◆ **Excerpts from a figure dataset**
┌──

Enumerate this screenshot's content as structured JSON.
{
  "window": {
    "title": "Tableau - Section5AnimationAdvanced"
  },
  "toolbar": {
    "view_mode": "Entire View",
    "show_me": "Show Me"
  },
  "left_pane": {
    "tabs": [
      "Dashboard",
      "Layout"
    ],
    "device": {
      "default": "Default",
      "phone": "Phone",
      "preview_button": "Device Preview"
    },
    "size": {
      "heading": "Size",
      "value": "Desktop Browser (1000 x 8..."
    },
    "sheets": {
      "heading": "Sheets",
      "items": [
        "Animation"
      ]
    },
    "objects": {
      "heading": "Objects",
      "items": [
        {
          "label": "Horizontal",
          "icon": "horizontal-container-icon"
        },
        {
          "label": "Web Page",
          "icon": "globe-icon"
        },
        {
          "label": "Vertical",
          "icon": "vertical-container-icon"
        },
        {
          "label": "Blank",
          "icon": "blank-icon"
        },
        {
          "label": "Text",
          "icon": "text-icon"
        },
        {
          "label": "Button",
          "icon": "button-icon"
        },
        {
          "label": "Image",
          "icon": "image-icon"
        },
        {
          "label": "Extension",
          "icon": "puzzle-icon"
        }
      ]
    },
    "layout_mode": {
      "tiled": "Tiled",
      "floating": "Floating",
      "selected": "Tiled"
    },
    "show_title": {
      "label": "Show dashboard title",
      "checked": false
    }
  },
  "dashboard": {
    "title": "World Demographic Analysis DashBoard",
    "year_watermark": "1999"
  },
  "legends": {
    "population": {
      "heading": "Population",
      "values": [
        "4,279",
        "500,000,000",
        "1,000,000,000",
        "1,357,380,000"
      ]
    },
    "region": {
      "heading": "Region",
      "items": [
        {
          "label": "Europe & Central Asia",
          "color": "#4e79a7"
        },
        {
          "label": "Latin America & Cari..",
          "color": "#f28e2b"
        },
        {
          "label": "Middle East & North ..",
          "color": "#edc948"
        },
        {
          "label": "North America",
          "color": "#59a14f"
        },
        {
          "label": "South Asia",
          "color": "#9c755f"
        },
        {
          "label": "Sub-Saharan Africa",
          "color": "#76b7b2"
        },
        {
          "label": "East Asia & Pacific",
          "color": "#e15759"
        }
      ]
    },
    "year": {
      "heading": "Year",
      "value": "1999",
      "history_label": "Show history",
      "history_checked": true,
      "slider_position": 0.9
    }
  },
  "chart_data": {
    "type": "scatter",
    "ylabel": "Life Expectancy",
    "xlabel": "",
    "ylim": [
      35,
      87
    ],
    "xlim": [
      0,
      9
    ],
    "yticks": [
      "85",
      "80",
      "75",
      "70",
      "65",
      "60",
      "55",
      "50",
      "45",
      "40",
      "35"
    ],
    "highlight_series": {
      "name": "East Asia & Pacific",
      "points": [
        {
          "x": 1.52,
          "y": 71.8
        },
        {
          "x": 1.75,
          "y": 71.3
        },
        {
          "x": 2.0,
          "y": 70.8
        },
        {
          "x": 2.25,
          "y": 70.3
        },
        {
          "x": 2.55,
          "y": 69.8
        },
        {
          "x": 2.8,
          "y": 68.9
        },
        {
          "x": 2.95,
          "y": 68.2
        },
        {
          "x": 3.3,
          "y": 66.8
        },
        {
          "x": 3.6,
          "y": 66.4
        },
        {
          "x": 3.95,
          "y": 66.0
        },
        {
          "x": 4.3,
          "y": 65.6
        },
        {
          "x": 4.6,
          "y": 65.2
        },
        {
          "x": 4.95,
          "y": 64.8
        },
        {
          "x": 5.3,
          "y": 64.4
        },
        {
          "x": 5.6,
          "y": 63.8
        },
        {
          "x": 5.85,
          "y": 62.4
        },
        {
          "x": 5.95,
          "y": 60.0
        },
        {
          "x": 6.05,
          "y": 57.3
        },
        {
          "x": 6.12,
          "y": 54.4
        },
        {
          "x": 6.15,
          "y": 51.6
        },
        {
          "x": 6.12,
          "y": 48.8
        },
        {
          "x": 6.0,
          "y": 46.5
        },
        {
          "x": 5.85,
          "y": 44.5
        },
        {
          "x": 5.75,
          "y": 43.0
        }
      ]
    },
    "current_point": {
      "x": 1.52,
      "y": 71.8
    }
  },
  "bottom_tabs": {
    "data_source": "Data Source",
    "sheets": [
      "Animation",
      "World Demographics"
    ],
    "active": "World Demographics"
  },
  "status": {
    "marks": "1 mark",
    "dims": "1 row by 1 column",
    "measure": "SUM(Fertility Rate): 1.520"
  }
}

└──

From the listing, tally every line with the word "color" in it and give only the tally.

7